Prompt: Extract all data as written.

━━━

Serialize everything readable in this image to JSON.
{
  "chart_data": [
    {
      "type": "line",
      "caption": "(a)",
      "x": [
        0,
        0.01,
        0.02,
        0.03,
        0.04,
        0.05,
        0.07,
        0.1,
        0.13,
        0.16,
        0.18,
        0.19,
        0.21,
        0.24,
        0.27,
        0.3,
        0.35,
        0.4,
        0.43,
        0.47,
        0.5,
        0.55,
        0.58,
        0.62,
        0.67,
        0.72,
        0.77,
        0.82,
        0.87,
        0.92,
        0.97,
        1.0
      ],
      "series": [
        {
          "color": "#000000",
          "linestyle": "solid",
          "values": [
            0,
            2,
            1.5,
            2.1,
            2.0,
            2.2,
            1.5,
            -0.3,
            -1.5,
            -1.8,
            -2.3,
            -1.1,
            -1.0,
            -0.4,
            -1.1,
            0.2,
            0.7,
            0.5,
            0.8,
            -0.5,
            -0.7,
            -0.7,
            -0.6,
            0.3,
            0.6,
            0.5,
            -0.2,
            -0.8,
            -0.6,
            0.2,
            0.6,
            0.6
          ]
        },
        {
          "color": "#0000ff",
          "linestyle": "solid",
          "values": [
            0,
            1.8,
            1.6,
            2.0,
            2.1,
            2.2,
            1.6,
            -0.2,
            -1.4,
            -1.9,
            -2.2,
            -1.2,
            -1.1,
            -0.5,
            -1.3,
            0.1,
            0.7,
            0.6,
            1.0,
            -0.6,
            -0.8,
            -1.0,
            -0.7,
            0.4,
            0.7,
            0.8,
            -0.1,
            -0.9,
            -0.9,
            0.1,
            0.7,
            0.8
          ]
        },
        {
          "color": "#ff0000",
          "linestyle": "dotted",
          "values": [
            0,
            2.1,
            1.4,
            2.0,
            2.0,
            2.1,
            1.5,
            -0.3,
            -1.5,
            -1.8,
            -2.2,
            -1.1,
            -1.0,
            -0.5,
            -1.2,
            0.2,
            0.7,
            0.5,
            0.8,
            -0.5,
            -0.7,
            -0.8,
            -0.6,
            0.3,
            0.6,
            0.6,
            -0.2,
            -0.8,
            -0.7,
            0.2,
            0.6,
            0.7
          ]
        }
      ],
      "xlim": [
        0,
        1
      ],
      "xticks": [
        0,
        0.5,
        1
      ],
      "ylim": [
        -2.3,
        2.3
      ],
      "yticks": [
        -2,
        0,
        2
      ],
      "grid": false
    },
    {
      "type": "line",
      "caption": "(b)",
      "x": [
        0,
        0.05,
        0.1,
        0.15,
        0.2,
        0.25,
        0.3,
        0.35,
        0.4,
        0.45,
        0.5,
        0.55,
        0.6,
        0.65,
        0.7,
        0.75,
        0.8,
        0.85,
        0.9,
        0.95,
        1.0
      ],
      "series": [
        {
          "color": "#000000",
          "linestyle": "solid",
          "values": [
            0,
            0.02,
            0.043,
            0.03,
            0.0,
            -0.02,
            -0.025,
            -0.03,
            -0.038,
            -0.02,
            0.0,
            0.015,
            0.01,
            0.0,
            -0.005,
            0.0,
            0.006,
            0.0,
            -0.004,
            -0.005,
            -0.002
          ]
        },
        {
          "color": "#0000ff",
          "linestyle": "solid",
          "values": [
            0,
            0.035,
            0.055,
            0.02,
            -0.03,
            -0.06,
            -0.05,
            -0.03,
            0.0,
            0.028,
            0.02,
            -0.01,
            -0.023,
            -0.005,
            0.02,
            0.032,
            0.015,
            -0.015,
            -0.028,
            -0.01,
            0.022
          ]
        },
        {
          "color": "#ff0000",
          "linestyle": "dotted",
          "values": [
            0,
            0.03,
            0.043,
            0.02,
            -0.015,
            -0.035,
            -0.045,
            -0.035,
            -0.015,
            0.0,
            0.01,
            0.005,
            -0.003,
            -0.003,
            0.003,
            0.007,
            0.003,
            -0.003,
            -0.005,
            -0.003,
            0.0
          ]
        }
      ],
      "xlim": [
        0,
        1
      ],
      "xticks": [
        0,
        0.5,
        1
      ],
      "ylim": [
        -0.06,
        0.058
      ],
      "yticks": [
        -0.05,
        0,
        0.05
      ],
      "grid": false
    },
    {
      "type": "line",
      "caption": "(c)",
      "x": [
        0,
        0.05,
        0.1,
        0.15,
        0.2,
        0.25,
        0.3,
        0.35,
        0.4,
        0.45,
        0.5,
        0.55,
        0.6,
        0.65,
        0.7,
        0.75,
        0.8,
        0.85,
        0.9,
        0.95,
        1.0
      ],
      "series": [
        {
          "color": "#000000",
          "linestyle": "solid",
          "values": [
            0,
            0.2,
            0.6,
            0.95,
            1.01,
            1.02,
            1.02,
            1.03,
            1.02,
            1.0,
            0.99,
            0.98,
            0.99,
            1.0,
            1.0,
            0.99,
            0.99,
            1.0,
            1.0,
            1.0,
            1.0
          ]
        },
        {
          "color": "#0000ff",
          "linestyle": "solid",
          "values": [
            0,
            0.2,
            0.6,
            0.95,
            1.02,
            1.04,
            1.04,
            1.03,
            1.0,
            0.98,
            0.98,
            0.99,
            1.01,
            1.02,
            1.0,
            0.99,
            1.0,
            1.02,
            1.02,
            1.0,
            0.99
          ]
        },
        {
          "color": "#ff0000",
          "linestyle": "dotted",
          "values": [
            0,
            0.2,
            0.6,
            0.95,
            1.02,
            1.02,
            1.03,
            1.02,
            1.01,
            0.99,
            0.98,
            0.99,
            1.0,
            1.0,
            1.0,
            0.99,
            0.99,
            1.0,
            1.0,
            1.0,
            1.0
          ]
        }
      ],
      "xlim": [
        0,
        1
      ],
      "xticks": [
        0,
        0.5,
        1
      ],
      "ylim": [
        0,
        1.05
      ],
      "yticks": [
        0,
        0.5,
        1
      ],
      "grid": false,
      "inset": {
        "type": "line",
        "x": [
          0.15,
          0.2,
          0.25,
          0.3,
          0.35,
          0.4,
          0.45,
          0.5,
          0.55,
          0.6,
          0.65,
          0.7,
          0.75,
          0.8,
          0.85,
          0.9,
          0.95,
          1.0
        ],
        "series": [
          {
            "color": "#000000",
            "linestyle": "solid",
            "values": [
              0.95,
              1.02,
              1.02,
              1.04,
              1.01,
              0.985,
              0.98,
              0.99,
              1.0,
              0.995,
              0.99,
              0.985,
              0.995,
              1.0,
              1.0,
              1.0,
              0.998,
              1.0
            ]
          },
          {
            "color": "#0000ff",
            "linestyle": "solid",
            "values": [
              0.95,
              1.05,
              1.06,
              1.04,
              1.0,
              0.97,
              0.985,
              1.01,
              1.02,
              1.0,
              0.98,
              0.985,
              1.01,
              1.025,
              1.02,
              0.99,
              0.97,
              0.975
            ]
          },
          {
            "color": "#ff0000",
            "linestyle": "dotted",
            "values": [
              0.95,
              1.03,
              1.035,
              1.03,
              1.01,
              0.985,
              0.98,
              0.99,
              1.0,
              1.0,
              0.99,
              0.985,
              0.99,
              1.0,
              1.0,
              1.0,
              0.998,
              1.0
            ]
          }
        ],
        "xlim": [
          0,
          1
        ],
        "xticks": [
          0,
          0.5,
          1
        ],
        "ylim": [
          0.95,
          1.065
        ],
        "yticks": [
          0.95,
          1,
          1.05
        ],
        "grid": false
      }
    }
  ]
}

━━━

Response to the task:
Serialize everything readable in this image to JSON.
{
  "chart_data": [
    {
      "type": "line",
      "caption": "(a)",
      "x": [
        0,
        0.01,
        0.02,
        0.03,
        0.04,
        0.05,
        0.07,
        0.1,
        0.13,
        0.16,
        0.18,
        0.19,
        0.21,
        0.24,
        0.27,
        0.3,
        0.35,
        0.4,
        0.43,
        0.47,
        0.5,
        0.55,
        0.58,
        0.62,
        0.67,
        0.72,
        0.77,
        0.82,
        0.87,
        0.92,
        0.97,
        1.0
      ],
      "series": [
        {
          "color": "#000000",
          "linestyle": "solid",
          "values": [
            0,
            2,
            1.5,
            2.1,
            2.0,
            2.2,
            1.5,
            -0.3,
            -1.5,
            -1.8,
            -2.3,
            -1.1,
            -1.0,
            -0.4,
            -1.1,
            0.2,
            0.7,
            0.5,
            0.8,
            -0.5,
            -0.7,
            -0.7,
            -0.6,
            0.3,
            0.6,
            0.5,
            -0.2,
            -0.8,
            -0.6,
            0.2,
            0.6,
            0.6
          ]
        },
        {
          "color": "#0000ff",
          "linestyle": "solid",
          "values": [
            0,
            1.8,
            1.6,
            2.0,
            2.1,
            2.2,
            1.6,
            -0.2,
            -1.4,
            -1.9,
            -2.2,
            -1.2,
            -1.1,
            -0.5,
            -1.3,
            0.1,
            0.7,
            0.6,
            1.0,
            -0.6,
            -0.8,
            -1.0,
            -0.7,
            0.4,
            0.7,
            0.8,
            -0.1,
            -0.9,
            -0.9,
            0.1,
            0.7,
            0.8
          ]
        },
        {
          "color": "#ff0000",
          "linestyle": "dotted",
          "values": [
            0,
            2.1,
            1.4,
            2.0,
            2.0,
            2.1,
            1.5,
            -0.3,
            -1.5,
            -1.8,
            -2.2,
            -1.1,
            -1.0,
            -0.5,
            -1.2,
            0.2,
            0.7,
            0.5,
            0.8,
            -0.5,
            -0.7,
            -0.8,
            -0.6,
            0.3,
            0.6,
            0.6,
            -0.2,
            -0.8,
            -0.7,
            0.2,
            0.6,
            0.7
          ]
        }
      ],
      "xlim": [
        0,
        1
      ],
      "xticks": [
        0,
        0.5,
        1
      ],
      "ylim": [
        -2.3,
        2.3
      ],
      "yticks": [
        -2,
        0,
        2
      ],
      "grid": false
    },
    {
      "type": "line",
      "caption": "(b)",
      "x": [
        0,
        0.05,
        0.1,
        0.15,
        0.2,
        0.25,
        0.3,
        0.35,
        0.4,
        0.45,
        0.5,
        0.55,
        0.6,
        0.65,
        0.7,
        0.75,
        0.8,
        0.85,
        0.9,
        0.95,
        1.0
      ],
      "series": [
        {
          "color": "#000000",
          "linestyle": "solid",
          "values": [
            0,
            0.02,
            0.043,
            0.03,
            0.0,
            -0.02,
            -0.025,
            -0.03,
            -0.038,
            -0.02,
            0.0,
            0.015,
            0.01,
            0.0,
            -0.005,
            0.0,
            0.006,
            0.0,
            -0.004,
            -0.005,
            -0.002
          ]
        },
        {
          "color": "#0000ff",
          "linestyle": "solid",
          "values": [
            0,
            0.035,
            0.055,
            0.02,
            -0.03,
            -0.06,
            -0.05,
            -0.03,
            0.0,
            0.028,
            0.02,
            -0.01,
            -0.023,
            -0.005,
            0.02,
            0.032,
            0.015,
            -0.015,
            -0.028,
            -0.01,
            0.022
          ]
        },
        {
          "color": "#ff0000",
          "linestyle": "dotted",
          "values": [
            0,
            0.03,
            0.043,
            0.02,
            -0.015,
            -0.035,
            -0.045,
            -0.035,
            -0.015,
            0.0,
            0.01,
            0.005,
            -0.003,
            -0.003,
            0.003,
            0.007,
            0.003,
            -0.003,
            -0.005,
            -0.003,
            0.0
          ]
        }
      ],
      "xlim": [
        0,
        1
      ],
      "xticks": [
        0,
        0.5,
        1
      ],
      "ylim": [
        -0.06,
        0.058
      ],
      "yticks": [
        -0.05,
        0,
        0.05
      ],
      "grid": false
    },
    {
      "type": "line",
      "caption": "(c)",
      "x": [
        0,
        0.05,
        0.1,
        0.15,
        0.2,
        0.25,
        0.3,
        0.35,
        0.4,
        0.45,
        0.5,
        0.55,
        0.6,
        0.65,
        0.7,
        0.75,
        0.8,
        0.85,
        0.9,
        0.95,
        1.0
      ],
      "series": [
        {
          "color": "#000000",
          "linestyle": "solid",
          "values": [
            0,
            0.2,
            0.6,
            0.95,
            1.01,
            1.02,
            1.02,
            1.03,
            1.02,
            1.0,
            0.99,
            0.98,
            0.99,
            1.0,
            1.0,
            0.99,
            0.99,
            1.0,
            1.0,
            1.0,
            1.0
          ]
        },
        {
          "color": "#0000ff",
          "linestyle": "solid",
          "values": [
            0,
            0.2,
            0.6,
            0.95,
            1.02,
            1.04,
            1.04,
            1.03,
            1.0,
            0.98,
            0.98,
            0.99,
            1.01,
            1.02,
            1.0,
            0.99,
            1.0,
            1.02,
            1.02,
            1.0,
            0.99
          ]
        },
        {
          "color": "#ff0000",
          "linestyle": "dotted",
          "values": [
            0,
            0.2,
            0.6,
            0.95,
            1.02,
            1.02,
            1.03,
            1.02,
            1.01,
            0.99,
            0.98,
            0.99,
            1.0,
            1.0,
            1.0,
            0.99,
            0.99,
            1.0,
            1.0,
            1.0,
            1.0
          ]
        }
      ],
      "xlim": [
        0,
        1
      ],
      "xticks": [
        0,
        0.5,
        1
      ],
      "ylim": [
        0,
        1.05
      ],
      "yticks": [
        0,
        0.5,
        1
      ],
      "grid": false,
      "inset": {
        "type": "line",
        "x": [
          0.15,
          0.2,
          0.25,
          0.3,
          0.35,
          0.4,
          0.45,
          0.5,
          0.55,
          0.6,
          0.65,
          0.7,
          0.75,
          0.8,
          0.85,
          0.9,
          0.95,
          1.0
        ],
        "series": [
          {
            "color": "#000000",
            "linestyle": "solid",
            "values": [
              0.95,
              1.02,
              1.02,
              1.04,
              1.01,
              0.985,
              0.98,
              0.99,
              1.0,
              0.995,
              0.99,
              0.985,
              0.995,
              1.0,
              1.0,
              1.0,
              0.998,
              1.0
            ]
          },
          {
            "color": "#0000ff",
            "linestyle": "solid",
            "values": [
              0.95,
              1.05,
              1.06,
              1.04,
              1.0,
              0.97,
              0.985,
              1.01,
              1.02,
              1.0,
              0.98,
              0.985,
              1.01,
              1.025,
              1.02,
              0.99,
              0.97,
              0.975
            ]
          },
          {
            "color": "#ff0000",
            "linestyle": "dotted",
            "values": [
              0.95,
              1.03,
              1.035,
              1.03,
              1.01,
              0.985,
              0.98,
              0.99,
              1.0,
              1.0,
              0.99,
              0.985,
              0.99,
              1.0,
              1.0,
              1.0,
              0.998,
              1.0
            ]
          }
        ],
        "xlim": [
          0,
          1
        ],
        "xticks": [
          0,
          0.5,
          1
        ],
        "ylim": [
          0.95,
          1.065
        ],
        "yticks": [
          0.95,
          1,
          1.05
        ],
        "grid": false
      }
    }
  ]
}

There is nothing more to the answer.